> [YOUR INSTRUCTIONS] Identify the lines containing the word "true". Copy each one.

Extracted data entries:

------------------------------------------------------------------------

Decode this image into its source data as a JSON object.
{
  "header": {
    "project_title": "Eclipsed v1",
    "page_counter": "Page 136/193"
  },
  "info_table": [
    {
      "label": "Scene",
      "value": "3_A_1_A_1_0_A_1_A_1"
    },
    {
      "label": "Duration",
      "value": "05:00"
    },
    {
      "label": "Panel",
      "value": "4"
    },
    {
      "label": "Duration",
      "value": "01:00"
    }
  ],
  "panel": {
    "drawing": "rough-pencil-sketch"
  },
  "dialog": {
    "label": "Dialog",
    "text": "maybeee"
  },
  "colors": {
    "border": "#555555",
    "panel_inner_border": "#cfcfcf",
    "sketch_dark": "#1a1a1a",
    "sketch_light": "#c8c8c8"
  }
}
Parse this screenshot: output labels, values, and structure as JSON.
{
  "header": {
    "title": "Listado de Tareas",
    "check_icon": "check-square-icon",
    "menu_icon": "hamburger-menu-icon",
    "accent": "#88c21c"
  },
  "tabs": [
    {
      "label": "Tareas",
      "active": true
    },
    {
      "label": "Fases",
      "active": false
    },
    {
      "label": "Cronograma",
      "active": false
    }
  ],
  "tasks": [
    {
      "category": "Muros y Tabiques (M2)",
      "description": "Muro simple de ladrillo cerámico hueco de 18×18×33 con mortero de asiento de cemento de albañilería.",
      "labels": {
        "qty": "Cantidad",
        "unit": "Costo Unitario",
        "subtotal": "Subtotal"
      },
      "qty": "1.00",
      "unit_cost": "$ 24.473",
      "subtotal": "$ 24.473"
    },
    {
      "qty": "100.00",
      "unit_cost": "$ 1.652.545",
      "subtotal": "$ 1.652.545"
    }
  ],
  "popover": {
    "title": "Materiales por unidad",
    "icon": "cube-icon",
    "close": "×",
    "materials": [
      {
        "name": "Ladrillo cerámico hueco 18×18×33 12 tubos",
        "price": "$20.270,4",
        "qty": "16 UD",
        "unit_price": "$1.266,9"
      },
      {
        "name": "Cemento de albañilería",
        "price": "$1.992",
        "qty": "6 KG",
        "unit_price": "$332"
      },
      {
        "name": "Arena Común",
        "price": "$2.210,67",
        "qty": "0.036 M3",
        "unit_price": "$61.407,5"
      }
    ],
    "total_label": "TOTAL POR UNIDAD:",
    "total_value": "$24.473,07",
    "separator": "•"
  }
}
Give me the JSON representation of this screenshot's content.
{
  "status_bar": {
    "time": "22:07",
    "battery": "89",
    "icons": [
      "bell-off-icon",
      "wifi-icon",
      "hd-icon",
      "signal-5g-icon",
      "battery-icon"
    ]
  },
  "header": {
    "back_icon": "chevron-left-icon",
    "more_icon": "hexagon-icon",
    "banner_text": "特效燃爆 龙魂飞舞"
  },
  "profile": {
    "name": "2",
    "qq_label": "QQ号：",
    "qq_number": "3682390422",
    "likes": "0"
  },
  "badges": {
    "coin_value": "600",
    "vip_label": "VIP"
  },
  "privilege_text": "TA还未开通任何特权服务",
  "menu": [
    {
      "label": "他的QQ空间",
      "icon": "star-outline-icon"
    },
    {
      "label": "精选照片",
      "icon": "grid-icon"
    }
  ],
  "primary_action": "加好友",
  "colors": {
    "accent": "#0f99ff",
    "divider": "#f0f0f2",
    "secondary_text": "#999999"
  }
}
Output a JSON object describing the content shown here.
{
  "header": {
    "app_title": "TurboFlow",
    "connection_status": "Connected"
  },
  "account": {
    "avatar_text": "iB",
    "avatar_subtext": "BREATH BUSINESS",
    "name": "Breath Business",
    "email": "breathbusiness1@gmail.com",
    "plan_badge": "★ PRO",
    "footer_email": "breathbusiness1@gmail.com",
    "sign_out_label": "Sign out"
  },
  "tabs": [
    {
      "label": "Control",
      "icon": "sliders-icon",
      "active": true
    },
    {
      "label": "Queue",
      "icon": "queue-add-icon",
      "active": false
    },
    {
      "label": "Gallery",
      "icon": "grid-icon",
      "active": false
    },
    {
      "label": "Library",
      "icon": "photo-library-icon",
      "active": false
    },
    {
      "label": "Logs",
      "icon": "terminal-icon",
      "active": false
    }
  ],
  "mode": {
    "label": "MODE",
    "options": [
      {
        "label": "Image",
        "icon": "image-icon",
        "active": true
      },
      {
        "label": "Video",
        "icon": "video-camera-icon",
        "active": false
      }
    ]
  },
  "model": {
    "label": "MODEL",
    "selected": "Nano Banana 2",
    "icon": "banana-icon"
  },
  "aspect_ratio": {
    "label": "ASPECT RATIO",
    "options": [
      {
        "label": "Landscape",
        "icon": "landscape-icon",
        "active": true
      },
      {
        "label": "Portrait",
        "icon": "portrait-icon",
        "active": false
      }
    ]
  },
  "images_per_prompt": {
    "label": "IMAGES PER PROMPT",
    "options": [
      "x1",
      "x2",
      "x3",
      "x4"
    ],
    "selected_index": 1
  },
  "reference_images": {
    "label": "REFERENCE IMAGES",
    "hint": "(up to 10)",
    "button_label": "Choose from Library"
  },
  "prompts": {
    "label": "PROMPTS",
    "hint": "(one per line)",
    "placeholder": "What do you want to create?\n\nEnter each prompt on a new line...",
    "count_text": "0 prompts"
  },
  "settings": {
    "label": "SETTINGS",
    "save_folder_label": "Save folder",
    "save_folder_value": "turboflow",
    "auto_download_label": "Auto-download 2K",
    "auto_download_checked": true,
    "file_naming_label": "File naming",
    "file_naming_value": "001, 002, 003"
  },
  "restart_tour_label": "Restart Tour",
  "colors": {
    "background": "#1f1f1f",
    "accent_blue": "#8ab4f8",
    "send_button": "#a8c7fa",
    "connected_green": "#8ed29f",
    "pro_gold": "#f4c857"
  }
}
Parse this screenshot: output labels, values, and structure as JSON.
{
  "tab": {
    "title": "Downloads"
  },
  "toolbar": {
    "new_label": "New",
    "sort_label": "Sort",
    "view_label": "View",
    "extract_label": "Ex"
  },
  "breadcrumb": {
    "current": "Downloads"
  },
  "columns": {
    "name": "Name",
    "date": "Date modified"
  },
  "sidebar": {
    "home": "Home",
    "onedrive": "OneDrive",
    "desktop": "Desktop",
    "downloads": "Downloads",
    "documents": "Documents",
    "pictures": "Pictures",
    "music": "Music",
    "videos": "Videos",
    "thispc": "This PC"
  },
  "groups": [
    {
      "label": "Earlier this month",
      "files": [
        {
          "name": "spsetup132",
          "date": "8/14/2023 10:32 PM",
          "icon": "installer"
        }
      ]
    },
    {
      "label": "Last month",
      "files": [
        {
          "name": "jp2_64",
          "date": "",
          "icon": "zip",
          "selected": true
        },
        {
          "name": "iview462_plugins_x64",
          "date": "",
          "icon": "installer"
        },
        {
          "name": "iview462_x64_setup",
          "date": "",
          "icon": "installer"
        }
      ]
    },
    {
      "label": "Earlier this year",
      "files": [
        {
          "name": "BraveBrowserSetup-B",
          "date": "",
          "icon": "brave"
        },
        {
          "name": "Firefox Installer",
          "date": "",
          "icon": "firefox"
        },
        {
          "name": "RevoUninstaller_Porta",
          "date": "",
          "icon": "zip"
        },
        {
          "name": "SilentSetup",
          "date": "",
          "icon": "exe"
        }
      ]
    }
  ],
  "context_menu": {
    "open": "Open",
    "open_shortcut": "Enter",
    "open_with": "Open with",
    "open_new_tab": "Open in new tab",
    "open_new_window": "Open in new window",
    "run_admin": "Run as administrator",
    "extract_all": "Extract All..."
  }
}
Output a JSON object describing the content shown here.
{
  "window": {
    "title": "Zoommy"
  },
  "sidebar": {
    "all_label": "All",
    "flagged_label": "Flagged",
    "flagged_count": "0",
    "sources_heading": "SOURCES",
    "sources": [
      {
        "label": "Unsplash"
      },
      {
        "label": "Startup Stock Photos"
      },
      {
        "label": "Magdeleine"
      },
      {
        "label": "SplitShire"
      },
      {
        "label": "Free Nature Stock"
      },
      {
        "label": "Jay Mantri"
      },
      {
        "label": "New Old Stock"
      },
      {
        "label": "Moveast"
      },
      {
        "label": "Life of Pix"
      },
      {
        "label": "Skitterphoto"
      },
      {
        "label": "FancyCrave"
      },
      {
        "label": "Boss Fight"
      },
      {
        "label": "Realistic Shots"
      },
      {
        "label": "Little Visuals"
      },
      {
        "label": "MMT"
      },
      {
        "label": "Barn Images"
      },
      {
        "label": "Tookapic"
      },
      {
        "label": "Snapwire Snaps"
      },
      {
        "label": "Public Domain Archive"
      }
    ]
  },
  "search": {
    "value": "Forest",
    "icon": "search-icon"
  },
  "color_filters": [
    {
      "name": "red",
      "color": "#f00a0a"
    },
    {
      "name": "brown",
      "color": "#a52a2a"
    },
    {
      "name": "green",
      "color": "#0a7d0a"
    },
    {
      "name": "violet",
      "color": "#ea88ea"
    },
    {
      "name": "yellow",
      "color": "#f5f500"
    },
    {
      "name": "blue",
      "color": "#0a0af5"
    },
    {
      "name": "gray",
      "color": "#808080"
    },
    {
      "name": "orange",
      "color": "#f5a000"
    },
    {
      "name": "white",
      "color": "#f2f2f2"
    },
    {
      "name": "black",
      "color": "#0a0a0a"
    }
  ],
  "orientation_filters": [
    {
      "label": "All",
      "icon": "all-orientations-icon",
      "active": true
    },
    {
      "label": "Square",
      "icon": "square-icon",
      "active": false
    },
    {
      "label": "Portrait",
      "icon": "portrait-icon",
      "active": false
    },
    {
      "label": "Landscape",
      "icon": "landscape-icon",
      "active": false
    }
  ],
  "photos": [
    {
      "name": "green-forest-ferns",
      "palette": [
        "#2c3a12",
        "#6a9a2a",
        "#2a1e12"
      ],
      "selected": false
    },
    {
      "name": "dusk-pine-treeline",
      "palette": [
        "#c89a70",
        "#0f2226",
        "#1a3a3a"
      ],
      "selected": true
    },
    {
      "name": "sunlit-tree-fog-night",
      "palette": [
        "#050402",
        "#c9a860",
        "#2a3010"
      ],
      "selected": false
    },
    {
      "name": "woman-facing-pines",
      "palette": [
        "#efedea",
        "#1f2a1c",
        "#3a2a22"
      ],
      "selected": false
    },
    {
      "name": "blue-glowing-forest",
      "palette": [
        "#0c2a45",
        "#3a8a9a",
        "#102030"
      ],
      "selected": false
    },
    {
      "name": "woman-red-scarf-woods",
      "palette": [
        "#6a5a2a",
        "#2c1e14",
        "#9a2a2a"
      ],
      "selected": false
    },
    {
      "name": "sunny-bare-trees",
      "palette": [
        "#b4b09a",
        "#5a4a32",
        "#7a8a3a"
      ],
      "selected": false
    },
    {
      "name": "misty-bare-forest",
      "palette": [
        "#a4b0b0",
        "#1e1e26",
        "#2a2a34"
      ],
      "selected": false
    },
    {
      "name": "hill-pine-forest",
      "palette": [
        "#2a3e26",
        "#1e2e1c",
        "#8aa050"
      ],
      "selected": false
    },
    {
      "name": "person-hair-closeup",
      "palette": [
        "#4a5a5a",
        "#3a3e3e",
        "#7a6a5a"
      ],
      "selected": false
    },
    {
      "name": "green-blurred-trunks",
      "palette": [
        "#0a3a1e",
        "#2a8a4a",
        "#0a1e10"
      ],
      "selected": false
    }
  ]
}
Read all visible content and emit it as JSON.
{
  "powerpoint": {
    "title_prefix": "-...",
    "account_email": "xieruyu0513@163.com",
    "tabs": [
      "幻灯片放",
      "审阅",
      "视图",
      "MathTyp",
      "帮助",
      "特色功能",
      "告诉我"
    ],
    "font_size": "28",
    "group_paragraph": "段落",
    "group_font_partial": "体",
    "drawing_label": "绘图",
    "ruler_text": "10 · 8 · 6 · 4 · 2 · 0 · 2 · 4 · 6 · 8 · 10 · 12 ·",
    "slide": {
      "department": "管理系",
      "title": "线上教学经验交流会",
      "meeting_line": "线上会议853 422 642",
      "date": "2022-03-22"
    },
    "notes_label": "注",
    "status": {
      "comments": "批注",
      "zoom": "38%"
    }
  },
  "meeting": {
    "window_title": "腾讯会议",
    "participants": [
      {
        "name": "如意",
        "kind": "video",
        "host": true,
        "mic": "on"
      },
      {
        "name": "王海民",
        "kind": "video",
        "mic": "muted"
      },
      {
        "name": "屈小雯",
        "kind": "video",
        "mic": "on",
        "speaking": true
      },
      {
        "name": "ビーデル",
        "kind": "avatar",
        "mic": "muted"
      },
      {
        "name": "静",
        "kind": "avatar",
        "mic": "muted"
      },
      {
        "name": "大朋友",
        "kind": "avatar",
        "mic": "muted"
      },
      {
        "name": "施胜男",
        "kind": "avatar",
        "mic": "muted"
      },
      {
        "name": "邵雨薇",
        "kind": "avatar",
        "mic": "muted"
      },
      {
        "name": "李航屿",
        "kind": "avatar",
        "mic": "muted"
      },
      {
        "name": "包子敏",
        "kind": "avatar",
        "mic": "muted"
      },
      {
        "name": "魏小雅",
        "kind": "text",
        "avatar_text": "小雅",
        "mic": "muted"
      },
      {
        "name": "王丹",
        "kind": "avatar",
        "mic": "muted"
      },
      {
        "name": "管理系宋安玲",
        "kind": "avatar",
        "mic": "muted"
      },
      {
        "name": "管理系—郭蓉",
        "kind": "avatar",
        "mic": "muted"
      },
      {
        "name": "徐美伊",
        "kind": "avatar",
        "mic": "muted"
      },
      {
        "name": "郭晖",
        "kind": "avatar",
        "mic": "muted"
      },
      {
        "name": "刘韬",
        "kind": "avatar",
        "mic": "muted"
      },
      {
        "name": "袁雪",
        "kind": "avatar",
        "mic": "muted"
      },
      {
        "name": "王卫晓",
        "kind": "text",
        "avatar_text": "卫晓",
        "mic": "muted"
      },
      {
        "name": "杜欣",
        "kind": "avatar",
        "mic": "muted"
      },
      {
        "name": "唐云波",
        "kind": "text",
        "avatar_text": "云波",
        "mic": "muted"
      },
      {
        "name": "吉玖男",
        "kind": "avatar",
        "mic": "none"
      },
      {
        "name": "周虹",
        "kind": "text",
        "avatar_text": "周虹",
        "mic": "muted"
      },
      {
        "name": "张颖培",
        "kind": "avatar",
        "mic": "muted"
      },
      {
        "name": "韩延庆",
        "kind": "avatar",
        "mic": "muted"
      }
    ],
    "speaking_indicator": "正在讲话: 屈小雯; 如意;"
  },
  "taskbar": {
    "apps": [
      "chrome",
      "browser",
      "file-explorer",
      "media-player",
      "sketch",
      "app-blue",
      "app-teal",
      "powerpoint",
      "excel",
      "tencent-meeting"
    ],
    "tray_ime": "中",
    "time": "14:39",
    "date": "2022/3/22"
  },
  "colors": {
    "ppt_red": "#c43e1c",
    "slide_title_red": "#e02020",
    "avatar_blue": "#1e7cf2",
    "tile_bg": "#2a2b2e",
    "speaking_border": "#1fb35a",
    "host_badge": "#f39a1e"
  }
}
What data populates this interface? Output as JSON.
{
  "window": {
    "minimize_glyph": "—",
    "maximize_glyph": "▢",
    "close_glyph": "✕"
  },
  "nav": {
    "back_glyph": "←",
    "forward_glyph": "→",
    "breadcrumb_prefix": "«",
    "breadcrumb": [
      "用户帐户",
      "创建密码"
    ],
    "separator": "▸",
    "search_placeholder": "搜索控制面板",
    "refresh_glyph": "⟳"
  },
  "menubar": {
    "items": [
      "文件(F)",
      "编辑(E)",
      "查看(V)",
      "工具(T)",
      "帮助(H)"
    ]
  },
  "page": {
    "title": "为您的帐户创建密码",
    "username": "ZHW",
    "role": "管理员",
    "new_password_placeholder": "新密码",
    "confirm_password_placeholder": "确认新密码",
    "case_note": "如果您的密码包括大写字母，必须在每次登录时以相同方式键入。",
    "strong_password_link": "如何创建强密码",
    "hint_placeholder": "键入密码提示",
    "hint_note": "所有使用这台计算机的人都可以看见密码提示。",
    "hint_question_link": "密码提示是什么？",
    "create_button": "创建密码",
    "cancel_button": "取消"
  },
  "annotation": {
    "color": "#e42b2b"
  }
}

------------------------------------------------------------------------

> [CORRECT RESPONSE]
      "active": true
      "active": true
        "active": true
        "active": true
    "auto_download_checked": true,
          "selected": true
      "active": true
      "selected": true
        "host": true,
        "speaking": true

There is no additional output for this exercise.